--- REQUIRED TASK ---
Look for "output" in the listing below. Gather each line that contains it.

--- EXERCISE DATA ---
* Start *

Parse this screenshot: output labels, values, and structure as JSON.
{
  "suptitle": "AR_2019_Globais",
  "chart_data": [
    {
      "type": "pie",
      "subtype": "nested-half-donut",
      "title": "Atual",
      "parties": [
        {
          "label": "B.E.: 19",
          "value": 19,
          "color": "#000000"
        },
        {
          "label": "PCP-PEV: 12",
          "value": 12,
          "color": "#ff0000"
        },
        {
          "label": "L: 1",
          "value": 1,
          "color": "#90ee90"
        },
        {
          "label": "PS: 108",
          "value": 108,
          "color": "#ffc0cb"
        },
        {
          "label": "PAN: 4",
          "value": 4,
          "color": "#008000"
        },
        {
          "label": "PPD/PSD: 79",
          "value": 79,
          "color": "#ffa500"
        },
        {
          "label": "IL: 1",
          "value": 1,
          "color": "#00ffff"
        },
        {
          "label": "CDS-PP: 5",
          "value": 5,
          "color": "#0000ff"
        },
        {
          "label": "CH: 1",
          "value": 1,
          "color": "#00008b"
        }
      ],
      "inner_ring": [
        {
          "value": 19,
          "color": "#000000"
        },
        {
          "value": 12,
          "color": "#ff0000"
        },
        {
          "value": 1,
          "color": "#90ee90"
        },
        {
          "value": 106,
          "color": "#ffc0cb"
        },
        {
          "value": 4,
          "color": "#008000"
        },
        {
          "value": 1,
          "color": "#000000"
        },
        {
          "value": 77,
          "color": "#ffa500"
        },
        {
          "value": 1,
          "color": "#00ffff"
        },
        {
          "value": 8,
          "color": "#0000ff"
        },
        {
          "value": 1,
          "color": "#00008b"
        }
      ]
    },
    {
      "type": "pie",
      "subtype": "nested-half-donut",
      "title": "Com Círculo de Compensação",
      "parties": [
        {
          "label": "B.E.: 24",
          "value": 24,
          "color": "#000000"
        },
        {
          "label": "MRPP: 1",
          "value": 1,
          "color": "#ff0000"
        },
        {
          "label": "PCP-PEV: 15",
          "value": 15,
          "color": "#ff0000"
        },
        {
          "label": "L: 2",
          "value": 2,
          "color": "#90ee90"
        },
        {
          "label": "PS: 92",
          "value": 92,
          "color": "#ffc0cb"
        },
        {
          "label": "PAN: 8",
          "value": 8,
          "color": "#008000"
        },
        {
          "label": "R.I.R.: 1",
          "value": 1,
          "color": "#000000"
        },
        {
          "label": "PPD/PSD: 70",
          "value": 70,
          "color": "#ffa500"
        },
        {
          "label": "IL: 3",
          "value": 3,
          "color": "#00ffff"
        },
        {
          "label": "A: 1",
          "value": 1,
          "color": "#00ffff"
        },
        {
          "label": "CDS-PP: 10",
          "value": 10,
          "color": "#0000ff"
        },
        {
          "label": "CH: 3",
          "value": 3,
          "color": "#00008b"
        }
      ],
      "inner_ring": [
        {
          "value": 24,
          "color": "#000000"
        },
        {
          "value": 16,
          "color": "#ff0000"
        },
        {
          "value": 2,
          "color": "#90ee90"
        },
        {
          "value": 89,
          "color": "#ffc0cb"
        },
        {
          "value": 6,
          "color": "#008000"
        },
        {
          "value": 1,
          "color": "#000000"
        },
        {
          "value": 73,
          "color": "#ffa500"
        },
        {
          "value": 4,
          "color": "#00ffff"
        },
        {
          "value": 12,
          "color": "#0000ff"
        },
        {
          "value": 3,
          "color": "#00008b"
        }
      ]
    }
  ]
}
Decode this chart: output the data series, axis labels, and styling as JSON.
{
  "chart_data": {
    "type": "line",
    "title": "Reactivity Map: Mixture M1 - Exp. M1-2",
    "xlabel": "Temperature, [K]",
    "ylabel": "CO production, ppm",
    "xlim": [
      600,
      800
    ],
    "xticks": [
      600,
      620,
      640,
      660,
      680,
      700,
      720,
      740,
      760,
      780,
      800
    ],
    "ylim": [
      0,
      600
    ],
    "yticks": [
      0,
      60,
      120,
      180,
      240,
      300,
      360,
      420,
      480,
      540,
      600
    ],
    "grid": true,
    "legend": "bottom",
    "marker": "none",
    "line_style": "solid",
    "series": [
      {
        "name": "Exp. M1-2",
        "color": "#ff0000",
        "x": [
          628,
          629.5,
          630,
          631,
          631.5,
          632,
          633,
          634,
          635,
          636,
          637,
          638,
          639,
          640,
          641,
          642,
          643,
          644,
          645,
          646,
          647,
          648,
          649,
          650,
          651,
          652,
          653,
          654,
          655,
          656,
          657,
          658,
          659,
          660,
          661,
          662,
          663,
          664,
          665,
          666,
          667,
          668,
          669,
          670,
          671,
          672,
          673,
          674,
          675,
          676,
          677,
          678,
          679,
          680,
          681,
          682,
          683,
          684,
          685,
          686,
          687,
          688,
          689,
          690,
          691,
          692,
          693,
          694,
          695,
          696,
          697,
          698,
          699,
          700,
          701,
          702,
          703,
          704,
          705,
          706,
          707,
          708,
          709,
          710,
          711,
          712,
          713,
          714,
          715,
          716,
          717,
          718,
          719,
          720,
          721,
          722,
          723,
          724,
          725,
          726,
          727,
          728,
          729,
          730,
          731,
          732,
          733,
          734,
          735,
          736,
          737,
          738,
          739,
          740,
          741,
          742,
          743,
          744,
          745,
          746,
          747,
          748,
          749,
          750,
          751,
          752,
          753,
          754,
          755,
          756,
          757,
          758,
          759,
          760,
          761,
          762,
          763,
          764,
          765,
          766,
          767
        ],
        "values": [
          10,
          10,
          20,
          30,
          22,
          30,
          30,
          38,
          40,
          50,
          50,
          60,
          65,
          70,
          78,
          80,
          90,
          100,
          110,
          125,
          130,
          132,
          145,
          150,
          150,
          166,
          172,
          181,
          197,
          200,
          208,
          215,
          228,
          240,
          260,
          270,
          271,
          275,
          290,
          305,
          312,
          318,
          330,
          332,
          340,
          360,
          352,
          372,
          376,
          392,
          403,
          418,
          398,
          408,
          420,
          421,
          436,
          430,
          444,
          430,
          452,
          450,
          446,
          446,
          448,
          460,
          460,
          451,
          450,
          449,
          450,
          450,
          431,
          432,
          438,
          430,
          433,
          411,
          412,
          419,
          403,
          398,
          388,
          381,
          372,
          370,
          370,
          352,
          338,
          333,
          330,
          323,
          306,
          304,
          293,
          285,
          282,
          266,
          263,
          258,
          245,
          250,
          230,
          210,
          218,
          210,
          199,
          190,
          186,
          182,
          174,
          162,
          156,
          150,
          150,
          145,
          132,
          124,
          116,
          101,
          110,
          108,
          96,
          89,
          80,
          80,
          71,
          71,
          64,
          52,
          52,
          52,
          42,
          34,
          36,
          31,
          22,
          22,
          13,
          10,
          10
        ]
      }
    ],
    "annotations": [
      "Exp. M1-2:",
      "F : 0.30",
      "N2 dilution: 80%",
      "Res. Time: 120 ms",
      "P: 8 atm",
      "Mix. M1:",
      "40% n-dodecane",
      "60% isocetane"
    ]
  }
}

* End *

--- ANSWER TO THIS EXERCISE ---
Parse this screenshot: output labels, values, and structure as JSON.
Decode this chart: output the data series, axis labels, and styling as JSON.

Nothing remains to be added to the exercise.